Given task: Each line of the material below should be reproduced exactly.

Extracted information:

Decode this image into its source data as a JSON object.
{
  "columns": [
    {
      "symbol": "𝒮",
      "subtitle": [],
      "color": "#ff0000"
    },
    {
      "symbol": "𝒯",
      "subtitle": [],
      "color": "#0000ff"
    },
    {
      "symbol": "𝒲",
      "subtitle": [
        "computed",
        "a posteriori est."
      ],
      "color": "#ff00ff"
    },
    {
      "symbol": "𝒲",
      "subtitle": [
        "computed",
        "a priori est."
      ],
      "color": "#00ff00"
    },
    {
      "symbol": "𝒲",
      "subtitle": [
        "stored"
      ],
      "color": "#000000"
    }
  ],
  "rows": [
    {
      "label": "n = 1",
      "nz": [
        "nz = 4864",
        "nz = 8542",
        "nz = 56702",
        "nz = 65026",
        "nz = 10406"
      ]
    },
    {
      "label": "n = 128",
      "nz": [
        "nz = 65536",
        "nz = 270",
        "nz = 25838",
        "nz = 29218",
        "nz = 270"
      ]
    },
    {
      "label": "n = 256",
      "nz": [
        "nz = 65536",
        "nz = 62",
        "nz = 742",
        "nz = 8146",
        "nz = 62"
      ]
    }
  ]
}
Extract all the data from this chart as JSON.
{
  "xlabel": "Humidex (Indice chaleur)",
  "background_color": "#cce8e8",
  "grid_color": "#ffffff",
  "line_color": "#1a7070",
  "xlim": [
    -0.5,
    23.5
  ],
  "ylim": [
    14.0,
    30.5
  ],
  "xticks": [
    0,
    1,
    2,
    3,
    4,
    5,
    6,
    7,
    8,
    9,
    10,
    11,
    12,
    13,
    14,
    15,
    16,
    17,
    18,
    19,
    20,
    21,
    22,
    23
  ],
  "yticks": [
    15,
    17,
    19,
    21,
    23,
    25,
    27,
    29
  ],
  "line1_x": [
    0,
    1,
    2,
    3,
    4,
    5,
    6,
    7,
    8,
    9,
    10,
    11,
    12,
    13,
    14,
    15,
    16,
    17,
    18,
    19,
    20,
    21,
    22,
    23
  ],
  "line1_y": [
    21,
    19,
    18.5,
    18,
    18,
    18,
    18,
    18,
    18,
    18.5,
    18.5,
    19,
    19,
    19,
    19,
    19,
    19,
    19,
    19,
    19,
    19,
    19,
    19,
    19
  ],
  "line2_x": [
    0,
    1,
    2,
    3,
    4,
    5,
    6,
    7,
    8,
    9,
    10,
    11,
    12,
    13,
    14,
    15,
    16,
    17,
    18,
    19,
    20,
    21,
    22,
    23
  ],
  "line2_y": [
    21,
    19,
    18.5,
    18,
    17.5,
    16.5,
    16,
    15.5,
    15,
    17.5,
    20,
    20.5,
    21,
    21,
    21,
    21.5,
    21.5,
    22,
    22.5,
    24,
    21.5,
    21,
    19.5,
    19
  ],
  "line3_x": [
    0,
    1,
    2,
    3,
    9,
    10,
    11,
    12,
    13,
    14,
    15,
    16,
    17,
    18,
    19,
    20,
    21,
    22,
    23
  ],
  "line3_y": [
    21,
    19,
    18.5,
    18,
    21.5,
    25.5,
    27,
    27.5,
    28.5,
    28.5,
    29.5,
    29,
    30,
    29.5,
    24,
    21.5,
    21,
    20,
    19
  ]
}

Output below:
Decode this image into its source data as a JSON object.
{
  "columns": [
    {
      "symbol": "𝒮",
      "subtitle": [],
      "color": "#ff0000"
    },
    {
      "symbol": "𝒯",
      "subtitle": [],
      "color": "#0000ff"
    },
    {
      "symbol": "𝒲",
      "subtitle": [
        "computed",
        "a posteriori est."
      ],
      "color": "#ff00ff"
    },
    {
      "symbol": "𝒲",
      "subtitle": [
        "computed",
        "a priori est."
      ],
      "color": "#00ff00"
    },
    {
      "symbol": "𝒲",
      "subtitle": [
        "stored"
      ],
      "color": "#000000"
    }
  ],
  "rows": [
    {
      "label": "n = 1",
      "nz": [
        "nz = 4864",
        "nz = 8542",
        "nz = 56702",
        "nz = 65026",
        "nz = 10406"
      ]
    },
    {
      "label": "n = 128",
      "nz": [
        "nz = 65536",
        "nz = 270",
        "nz = 25838",
        "nz = 29218",
        "nz = 270"
      ]
    },
    {
      "label": "n = 256",
      "nz": [
        "nz = 65536",
        "nz = 62",
        "nz = 742",
        "nz = 8146",
        "nz = 62"
      ]
    }
  ]
}
Extract all the data from this chart as JSON.
{
  "xlabel": "Humidex (Indice chaleur)",
  "background_color": "#cce8e8",
  "grid_color": "#ffffff",
  "line_color": "#1a7070",
  "xlim": [
    -0.5,
    23.5
  ],
  "ylim": [
    14.0,
    30.5
  ],
  "xticks": [
    0,
    1,
    2,
    3,
    4,
    5,
    6,
    7,
    8,
    9,
    10,
    11,
    12,
    13,
    14,
    15,
    16,
    17,
    18,
    19,
    20,
    21,
    22,
    23
  ],
  "yticks": [
    15,
    17,
    19,
    21,
    23,
    25,
    27,
    29
  ],
  "line1_x": [
    0,
    1,
    2,
    3,
    4,
    5,
    6,
    7,
    8,
    9,
    10,
    11,
    12,
    13,
    14,
    15,
    16,
    17,
    18,
    19,
    20,
    21,
    22,
    23
  ],
  "line1_y": [
    21,
    19,
    18.5,
    18,
    18,
    18,
    18,
    18,
    18,
    18.5,
    18.5,
    19,
    19,
    19,
    19,
    19,
    19,
    19,
    19,
    19,
    19,
    19,
    19,
    19
  ],
  "line2_x": [
    0,
    1,
    2,
    3,
    4,
    5,
    6,
    7,
    8,
    9,
    10,
    11,
    12,
    13,
    14,
    15,
    16,
    17,
    18,
    19,
    20,
    21,
    22,
    23
  ],
  "line2_y": [
    21,
    19,
    18.5,
    18,
    17.5,
    16.5,
    16,
    15.5,
    15,
    17.5,
    20,
    20.5,
    21,
    21,
    21,
    21.5,
    21.5,
    22,
    22.5,
    24,
    21.5,
    21,
    19.5,
    19
  ],
  "line3_x": [
    0,
    1,
    2,
    3,
    9,
    10,
    11,
    12,
    13,
    14,
    15,
    16,
    17,
    18,
    19,
    20,
    21,
    22,
    23
  ],
  "line3_y": [
    21,
    19,
    18.5,
    18,
    21.5,
    25.5,
    27,
    27.5,
    28.5,
    28.5,
    29.5,
    29,
    30,
    29.5,
    24,
    21.5,
    21,
    20,
    19
  ]
}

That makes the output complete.